→ **EXERCISE REQUIREMENTS**
Scan the entries below and extract each line with the word "رصيد" in it.

** Start LISTED ENTRIES **

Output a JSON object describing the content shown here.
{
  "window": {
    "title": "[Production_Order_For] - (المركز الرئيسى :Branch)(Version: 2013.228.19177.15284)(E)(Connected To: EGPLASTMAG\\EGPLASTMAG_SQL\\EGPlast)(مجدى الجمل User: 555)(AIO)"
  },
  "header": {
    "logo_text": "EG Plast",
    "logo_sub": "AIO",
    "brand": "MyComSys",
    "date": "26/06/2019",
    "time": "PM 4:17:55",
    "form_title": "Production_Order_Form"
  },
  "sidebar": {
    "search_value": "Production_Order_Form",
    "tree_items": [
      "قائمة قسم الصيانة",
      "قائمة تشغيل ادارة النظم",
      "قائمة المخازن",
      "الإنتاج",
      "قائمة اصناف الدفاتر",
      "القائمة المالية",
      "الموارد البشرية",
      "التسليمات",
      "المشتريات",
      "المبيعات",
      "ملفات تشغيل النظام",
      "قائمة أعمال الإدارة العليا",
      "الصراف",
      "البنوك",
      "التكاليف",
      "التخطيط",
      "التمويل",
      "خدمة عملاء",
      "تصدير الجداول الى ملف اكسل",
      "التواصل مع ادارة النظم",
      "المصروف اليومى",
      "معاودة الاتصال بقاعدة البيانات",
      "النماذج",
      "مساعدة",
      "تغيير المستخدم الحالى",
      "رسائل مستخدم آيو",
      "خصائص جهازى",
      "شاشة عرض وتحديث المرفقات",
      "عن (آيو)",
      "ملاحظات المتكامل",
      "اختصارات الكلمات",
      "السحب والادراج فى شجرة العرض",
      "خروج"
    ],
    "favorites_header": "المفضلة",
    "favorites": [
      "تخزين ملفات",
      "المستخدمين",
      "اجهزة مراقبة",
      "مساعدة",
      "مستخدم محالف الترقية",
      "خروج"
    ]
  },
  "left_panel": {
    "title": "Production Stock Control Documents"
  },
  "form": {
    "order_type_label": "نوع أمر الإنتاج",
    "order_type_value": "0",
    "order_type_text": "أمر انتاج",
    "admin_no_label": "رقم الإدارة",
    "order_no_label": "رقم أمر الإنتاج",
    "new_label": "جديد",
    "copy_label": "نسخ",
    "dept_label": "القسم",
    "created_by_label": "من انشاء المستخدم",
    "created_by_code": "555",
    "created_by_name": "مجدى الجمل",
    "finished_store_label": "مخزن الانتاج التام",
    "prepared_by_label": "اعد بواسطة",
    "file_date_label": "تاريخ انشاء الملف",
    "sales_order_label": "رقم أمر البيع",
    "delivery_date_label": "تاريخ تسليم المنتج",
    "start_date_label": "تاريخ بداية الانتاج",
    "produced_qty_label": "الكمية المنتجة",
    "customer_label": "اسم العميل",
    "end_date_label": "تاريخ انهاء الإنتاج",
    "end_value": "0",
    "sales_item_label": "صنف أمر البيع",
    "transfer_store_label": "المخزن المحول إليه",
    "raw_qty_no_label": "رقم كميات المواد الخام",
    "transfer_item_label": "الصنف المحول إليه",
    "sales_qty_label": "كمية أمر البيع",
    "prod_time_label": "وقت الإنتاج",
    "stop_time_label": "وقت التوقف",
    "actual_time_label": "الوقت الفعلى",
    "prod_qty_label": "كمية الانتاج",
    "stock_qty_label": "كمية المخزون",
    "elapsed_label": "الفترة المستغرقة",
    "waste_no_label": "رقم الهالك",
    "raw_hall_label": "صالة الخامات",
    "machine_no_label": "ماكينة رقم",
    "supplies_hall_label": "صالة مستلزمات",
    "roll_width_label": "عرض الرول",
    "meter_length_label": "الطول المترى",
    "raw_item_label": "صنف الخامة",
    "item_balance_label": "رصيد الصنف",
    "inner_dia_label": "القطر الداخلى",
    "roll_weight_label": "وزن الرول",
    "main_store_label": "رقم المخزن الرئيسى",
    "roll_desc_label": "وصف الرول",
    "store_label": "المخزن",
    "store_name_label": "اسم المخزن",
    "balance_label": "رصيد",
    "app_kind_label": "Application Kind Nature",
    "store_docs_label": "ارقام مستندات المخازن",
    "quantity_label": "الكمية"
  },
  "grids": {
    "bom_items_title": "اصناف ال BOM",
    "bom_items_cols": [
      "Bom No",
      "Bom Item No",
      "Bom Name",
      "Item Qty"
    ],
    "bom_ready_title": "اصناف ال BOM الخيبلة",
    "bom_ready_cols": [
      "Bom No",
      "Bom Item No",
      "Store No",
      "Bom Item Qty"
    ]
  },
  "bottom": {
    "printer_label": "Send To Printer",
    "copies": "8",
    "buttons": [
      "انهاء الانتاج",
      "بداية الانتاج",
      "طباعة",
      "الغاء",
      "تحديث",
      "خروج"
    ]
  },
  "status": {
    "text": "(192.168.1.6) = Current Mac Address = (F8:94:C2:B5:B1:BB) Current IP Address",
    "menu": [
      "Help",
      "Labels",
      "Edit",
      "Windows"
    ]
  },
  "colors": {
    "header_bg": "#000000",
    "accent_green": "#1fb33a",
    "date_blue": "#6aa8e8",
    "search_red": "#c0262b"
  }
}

** End LISTED ENTRIES **

→ **FULL ANSWER**
    "item_balance_label": "رصيد الصنف",
    "balance_label": "رصيد",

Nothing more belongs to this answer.